Which lines in the listing below contain the string "logo", with case counting? Return each such line in full.

> _Listing_
- - - - - - -

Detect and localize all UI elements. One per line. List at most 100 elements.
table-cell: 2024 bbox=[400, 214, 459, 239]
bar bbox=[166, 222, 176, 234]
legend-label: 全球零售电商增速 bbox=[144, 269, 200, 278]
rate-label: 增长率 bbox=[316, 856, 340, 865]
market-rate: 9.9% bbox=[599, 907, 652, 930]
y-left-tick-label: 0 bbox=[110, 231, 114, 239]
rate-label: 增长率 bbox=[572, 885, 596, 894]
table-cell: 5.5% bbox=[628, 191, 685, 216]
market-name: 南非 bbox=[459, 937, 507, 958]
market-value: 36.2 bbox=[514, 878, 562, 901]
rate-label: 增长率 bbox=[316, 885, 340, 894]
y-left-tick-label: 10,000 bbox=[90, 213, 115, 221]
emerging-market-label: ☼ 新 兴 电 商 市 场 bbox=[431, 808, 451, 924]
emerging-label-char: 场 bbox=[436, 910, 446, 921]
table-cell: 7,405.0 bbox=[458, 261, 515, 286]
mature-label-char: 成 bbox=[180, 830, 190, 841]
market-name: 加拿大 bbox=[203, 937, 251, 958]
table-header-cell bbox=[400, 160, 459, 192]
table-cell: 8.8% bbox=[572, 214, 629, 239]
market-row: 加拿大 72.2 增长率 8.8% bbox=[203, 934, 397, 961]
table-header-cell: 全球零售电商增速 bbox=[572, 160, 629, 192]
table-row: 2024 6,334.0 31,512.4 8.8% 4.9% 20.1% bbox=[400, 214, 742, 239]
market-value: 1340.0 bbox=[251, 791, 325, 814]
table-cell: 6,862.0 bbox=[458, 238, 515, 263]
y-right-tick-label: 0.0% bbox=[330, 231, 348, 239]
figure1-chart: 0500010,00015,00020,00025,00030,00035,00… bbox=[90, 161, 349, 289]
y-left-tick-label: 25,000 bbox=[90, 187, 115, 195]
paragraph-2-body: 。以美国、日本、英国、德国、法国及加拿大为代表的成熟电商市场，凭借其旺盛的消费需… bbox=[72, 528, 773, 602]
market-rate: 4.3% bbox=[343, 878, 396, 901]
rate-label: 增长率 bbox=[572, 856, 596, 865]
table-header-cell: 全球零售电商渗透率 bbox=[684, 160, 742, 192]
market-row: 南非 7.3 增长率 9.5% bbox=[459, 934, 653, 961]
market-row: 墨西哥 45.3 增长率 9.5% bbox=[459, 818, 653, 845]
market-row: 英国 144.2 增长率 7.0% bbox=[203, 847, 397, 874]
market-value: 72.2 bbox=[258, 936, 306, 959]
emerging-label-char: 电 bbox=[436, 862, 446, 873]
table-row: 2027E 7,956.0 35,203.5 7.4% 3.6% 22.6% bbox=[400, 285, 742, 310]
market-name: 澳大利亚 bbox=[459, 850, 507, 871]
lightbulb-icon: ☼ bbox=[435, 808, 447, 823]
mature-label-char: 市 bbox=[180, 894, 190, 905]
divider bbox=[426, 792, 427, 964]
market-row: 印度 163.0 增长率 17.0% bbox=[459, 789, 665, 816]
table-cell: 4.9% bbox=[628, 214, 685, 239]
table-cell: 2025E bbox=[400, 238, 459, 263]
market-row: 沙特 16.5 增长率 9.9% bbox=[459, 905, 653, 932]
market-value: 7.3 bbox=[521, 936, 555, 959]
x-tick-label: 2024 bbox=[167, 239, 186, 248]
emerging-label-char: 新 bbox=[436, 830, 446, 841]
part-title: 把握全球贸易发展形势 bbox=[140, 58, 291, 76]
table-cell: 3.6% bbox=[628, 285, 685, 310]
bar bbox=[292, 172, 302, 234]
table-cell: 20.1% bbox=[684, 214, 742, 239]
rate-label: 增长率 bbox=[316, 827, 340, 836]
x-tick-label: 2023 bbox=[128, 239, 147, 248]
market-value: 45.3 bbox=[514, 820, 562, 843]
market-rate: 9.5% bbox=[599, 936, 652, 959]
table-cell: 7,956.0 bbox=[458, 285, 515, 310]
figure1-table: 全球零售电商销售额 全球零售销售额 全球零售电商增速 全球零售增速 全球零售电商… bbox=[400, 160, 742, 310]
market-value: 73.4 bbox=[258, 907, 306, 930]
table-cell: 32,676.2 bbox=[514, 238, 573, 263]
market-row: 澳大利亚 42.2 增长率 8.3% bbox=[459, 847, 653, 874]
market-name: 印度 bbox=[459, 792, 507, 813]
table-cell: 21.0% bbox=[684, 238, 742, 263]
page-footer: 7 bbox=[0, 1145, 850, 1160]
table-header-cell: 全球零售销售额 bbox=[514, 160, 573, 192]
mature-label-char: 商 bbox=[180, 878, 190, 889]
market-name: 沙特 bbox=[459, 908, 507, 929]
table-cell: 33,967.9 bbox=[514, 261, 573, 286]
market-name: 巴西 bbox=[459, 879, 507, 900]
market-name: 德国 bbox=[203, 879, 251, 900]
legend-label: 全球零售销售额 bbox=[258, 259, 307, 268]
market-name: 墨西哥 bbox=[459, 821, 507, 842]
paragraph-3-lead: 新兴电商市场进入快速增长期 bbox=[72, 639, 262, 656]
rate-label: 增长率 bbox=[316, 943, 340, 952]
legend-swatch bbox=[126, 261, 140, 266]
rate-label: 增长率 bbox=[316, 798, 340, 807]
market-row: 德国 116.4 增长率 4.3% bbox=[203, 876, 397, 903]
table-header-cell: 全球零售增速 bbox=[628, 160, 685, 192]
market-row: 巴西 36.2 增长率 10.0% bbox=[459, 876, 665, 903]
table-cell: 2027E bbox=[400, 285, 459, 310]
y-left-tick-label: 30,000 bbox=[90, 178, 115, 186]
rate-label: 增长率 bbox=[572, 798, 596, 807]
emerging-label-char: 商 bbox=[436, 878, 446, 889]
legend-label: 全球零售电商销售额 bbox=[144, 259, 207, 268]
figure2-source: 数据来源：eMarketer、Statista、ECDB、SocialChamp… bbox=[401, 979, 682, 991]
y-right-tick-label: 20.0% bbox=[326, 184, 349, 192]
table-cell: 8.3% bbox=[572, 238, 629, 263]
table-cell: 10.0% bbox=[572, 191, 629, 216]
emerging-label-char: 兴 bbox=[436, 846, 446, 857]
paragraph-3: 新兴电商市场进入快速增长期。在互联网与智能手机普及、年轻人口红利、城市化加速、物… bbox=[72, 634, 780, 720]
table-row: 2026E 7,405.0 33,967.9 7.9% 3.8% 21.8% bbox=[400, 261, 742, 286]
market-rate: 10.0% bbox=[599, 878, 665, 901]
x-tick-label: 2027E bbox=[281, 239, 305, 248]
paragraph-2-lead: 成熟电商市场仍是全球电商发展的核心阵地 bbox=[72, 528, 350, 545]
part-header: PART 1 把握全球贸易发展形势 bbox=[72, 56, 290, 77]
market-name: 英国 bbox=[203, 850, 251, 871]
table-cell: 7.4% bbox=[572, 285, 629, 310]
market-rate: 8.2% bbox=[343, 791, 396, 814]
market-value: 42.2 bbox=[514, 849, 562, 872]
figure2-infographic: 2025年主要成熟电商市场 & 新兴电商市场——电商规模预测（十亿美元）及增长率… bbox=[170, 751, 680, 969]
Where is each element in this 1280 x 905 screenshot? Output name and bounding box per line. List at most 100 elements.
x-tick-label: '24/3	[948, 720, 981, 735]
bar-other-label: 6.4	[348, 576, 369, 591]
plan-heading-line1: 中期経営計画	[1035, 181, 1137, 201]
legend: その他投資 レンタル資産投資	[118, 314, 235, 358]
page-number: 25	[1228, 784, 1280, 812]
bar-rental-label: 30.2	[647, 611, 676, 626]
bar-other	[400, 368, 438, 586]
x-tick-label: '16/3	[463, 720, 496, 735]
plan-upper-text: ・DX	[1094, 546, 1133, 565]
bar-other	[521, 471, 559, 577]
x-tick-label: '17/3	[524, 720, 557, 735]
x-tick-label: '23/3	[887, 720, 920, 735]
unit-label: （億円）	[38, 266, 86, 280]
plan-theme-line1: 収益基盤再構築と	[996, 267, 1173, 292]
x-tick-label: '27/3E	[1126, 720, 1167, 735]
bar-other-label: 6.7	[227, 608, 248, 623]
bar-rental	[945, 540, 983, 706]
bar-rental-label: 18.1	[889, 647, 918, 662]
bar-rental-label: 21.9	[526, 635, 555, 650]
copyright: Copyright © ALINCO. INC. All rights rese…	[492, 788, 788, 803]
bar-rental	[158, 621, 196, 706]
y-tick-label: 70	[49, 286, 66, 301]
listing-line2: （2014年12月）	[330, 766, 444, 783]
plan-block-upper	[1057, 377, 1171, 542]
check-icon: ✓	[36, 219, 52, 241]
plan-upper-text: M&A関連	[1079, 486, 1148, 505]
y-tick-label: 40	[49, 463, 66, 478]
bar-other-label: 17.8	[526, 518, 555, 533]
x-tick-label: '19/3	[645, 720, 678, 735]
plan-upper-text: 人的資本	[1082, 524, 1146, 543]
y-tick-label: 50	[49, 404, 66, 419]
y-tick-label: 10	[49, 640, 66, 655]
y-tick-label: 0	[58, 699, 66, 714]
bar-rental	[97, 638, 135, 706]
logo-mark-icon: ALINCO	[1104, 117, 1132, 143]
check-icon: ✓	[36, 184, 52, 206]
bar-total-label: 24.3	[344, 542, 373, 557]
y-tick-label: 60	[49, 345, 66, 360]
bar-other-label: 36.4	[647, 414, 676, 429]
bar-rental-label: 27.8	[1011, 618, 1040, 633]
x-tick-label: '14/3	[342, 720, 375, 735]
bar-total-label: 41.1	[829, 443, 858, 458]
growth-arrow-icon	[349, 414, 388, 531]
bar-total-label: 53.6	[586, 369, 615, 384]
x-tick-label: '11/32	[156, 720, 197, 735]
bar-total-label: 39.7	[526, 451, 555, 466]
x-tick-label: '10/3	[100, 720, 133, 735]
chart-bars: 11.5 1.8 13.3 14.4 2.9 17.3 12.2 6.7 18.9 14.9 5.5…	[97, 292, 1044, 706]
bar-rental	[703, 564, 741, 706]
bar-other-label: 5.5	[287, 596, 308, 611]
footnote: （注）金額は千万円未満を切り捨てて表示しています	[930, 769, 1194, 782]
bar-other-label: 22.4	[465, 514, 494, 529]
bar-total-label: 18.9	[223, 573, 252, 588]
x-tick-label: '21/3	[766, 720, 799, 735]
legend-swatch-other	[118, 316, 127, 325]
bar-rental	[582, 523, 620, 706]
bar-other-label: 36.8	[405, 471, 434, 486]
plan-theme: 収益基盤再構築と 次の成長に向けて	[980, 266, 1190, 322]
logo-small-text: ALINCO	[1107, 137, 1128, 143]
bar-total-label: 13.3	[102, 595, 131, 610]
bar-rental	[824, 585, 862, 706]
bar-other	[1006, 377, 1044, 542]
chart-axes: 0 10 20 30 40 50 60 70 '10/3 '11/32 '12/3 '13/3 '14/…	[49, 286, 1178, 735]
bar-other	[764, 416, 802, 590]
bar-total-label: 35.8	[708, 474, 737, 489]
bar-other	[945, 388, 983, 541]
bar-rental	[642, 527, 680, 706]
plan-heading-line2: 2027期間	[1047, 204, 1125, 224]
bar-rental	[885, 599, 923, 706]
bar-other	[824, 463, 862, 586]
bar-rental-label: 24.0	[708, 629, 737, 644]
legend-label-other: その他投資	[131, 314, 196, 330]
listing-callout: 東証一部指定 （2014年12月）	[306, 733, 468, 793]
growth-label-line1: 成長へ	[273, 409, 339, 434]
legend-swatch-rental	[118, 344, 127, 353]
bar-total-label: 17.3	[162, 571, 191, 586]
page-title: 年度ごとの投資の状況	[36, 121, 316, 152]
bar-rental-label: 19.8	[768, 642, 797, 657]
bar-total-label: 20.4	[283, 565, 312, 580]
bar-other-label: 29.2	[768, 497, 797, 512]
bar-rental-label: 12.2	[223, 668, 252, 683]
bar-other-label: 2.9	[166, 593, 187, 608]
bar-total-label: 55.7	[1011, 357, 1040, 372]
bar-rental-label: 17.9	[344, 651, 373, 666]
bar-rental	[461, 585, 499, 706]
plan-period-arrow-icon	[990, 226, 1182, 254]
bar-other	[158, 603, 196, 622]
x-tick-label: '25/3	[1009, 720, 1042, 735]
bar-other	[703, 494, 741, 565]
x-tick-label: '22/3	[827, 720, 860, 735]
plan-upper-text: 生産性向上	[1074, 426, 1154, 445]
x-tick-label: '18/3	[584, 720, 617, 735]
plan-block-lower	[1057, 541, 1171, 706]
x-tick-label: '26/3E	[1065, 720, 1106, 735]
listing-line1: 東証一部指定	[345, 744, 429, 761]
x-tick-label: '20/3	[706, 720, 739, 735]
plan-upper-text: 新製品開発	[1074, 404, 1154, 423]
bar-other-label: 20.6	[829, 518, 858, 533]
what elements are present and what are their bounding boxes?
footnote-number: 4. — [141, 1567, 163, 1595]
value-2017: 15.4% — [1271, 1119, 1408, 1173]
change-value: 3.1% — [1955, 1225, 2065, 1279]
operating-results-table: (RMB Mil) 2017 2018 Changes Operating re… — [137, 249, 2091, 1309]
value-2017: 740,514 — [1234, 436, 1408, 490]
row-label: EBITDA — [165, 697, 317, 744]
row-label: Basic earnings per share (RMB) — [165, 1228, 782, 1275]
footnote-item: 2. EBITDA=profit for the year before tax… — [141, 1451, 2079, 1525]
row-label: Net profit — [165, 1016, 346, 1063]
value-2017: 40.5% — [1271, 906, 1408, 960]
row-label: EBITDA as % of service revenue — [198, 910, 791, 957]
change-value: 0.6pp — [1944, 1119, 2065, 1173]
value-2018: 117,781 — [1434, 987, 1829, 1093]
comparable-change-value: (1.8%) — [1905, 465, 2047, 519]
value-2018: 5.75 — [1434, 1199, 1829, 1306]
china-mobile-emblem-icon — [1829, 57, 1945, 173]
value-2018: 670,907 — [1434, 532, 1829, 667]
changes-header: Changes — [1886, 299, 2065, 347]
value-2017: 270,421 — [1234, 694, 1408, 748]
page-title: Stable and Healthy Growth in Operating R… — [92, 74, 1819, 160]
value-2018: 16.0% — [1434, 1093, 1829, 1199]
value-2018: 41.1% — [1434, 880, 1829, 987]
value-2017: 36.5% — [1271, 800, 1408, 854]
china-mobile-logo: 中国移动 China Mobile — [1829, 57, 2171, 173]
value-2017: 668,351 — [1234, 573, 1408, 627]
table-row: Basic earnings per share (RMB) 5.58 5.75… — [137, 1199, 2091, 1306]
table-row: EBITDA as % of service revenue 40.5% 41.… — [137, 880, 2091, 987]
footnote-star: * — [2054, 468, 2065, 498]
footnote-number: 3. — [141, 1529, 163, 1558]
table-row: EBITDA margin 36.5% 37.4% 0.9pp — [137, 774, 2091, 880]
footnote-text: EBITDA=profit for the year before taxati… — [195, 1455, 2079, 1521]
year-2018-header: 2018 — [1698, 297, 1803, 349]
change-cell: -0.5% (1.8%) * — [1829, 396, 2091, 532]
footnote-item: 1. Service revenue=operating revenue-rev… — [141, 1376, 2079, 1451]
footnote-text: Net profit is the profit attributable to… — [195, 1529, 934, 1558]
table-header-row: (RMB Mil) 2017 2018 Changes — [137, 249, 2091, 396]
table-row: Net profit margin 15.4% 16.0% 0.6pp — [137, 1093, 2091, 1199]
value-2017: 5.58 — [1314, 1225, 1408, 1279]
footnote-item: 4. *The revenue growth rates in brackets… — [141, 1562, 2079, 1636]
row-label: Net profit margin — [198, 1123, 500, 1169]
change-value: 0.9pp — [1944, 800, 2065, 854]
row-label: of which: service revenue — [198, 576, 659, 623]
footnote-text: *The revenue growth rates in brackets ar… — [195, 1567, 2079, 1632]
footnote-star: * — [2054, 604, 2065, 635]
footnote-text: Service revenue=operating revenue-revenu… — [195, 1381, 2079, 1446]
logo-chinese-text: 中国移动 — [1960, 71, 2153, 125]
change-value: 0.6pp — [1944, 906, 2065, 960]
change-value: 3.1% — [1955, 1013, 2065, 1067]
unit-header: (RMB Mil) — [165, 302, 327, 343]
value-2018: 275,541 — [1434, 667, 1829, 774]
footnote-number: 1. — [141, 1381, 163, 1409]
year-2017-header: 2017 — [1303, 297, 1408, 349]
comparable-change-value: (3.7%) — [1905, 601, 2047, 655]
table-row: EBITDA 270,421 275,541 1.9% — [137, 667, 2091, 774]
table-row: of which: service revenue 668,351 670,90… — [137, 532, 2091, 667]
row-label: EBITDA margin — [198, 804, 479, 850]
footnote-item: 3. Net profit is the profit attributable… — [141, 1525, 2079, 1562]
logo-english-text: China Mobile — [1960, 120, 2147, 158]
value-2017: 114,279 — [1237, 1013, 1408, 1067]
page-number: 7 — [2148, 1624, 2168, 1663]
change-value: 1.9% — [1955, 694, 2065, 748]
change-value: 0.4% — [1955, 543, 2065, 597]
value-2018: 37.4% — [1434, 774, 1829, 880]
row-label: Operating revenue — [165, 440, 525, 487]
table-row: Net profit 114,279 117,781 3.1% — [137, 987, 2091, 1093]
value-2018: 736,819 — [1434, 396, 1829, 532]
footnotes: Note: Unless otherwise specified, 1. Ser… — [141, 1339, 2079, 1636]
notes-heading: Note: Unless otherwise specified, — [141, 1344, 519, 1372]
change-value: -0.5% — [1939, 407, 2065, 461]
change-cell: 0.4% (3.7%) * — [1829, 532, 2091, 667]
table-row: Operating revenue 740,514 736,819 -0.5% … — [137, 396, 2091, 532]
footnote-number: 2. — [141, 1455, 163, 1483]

- - - - - - -

> _Output below_
logo-mark-icon: ALINCO	[1104, 117, 1132, 143]
logo-small-text: ALINCO	[1107, 137, 1128, 143]
china-mobile-logo: 中国移动 China Mobile — [1829, 57, 2171, 173]
logo-chinese-text: 中国移动 — [1960, 71, 2153, 125]
logo-english-text: China Mobile — [1960, 120, 2147, 158]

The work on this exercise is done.